Start of Extracted information

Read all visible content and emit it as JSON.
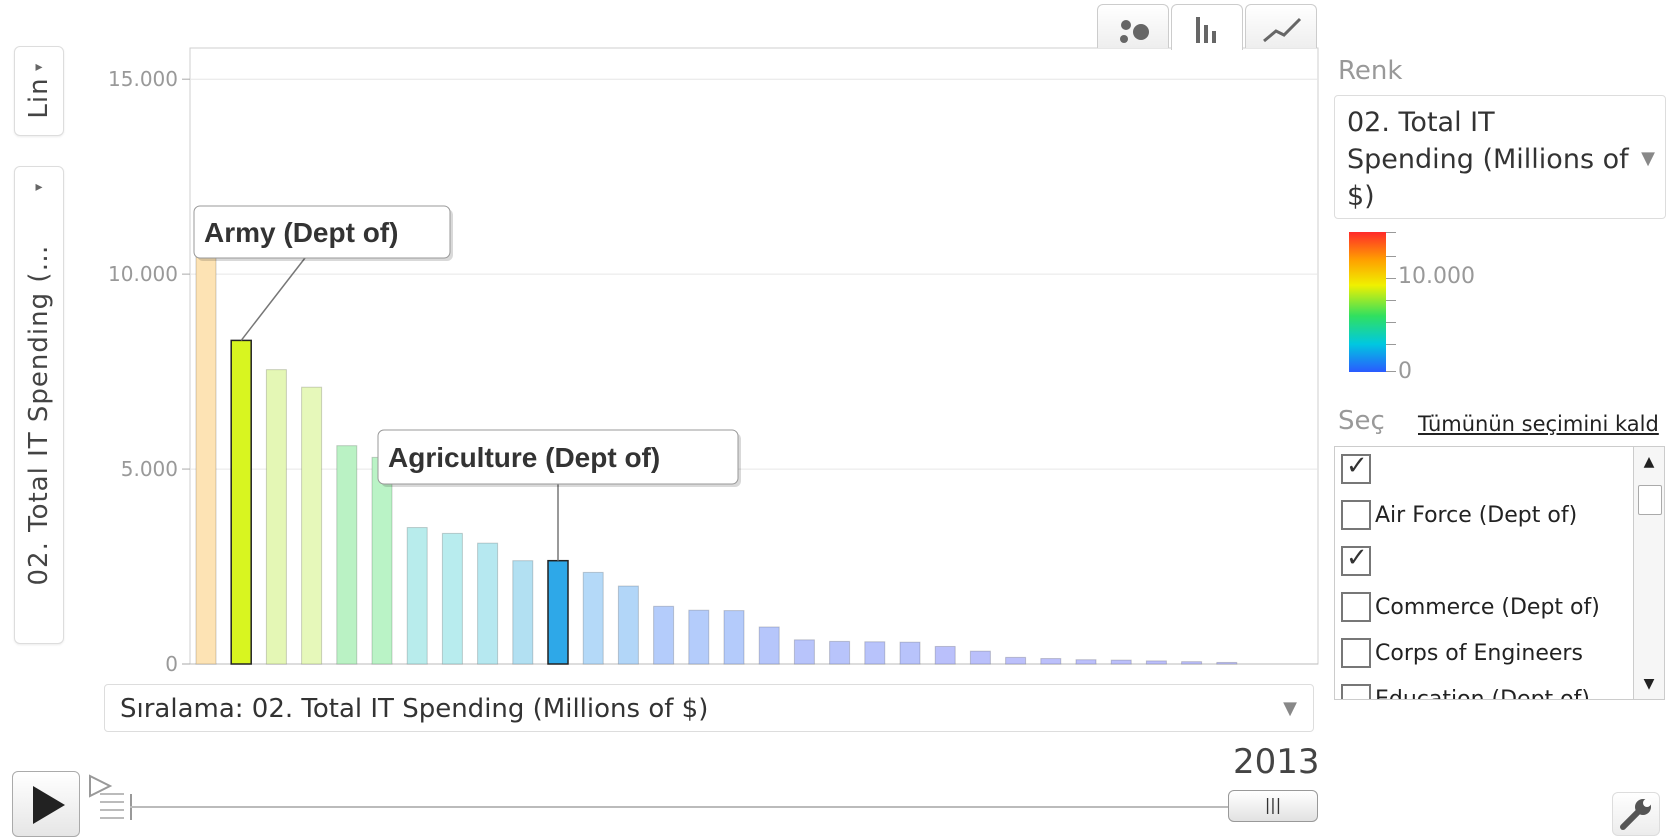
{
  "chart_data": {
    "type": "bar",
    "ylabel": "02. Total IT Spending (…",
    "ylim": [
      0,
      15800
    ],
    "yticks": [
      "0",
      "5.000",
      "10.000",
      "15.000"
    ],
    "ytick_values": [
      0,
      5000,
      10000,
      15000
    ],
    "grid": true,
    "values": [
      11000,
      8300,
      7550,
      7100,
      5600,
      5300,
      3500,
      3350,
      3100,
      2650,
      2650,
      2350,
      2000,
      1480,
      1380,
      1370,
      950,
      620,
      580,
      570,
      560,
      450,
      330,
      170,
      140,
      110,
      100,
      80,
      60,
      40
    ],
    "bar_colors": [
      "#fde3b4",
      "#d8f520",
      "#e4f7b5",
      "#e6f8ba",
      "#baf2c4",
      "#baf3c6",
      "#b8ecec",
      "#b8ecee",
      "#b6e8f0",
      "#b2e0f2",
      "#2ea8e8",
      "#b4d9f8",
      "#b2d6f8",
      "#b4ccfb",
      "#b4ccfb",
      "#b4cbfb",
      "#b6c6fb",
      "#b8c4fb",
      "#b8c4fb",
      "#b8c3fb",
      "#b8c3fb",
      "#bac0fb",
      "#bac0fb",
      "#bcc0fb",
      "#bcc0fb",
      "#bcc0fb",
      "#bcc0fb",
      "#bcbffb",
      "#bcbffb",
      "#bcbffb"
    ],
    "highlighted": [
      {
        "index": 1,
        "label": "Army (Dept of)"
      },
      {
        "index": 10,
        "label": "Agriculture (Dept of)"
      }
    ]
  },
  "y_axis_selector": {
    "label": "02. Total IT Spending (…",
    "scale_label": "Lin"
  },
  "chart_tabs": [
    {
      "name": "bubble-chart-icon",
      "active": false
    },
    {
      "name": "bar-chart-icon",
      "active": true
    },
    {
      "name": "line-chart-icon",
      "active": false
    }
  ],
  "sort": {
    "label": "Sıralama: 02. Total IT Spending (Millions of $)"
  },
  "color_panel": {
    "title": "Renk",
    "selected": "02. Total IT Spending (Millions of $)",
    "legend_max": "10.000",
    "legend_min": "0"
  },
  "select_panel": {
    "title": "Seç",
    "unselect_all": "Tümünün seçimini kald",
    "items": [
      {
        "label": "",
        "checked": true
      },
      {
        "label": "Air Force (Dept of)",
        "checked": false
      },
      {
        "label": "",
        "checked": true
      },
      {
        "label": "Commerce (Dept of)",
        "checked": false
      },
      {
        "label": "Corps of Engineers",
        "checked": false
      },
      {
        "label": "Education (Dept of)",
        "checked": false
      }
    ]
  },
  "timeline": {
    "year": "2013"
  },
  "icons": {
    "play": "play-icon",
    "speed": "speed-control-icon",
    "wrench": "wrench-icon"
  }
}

End of Extracted information
Start of Extracted information

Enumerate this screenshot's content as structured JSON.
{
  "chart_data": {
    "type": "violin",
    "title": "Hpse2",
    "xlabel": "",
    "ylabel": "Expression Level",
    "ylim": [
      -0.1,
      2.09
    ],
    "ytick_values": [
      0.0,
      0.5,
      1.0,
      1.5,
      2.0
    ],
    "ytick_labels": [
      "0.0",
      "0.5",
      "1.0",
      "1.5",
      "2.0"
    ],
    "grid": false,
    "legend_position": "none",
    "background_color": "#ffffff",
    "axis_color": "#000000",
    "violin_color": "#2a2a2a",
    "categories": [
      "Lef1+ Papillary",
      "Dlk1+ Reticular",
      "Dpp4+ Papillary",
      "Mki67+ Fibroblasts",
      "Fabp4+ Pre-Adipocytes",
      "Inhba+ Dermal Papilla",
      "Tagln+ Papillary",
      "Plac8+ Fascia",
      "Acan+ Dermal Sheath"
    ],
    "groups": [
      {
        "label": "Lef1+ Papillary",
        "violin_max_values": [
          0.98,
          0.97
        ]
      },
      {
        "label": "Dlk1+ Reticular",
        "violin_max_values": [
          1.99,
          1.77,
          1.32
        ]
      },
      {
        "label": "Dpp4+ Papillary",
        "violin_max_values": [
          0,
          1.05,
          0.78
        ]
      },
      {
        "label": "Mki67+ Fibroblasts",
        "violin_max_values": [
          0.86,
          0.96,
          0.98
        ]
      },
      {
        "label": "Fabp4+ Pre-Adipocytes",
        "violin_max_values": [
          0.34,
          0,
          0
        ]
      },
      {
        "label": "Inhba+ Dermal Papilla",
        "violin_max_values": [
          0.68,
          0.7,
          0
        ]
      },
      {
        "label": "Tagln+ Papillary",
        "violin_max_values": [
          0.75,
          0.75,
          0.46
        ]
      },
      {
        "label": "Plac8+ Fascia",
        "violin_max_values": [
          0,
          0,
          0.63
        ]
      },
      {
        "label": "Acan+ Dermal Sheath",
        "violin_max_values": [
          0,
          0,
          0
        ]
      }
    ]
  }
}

End of Extracted information

▶ What to work on
Count each line of the data where the word "Millions" appears, then reply with the total only.

▶ Answer to this problem
2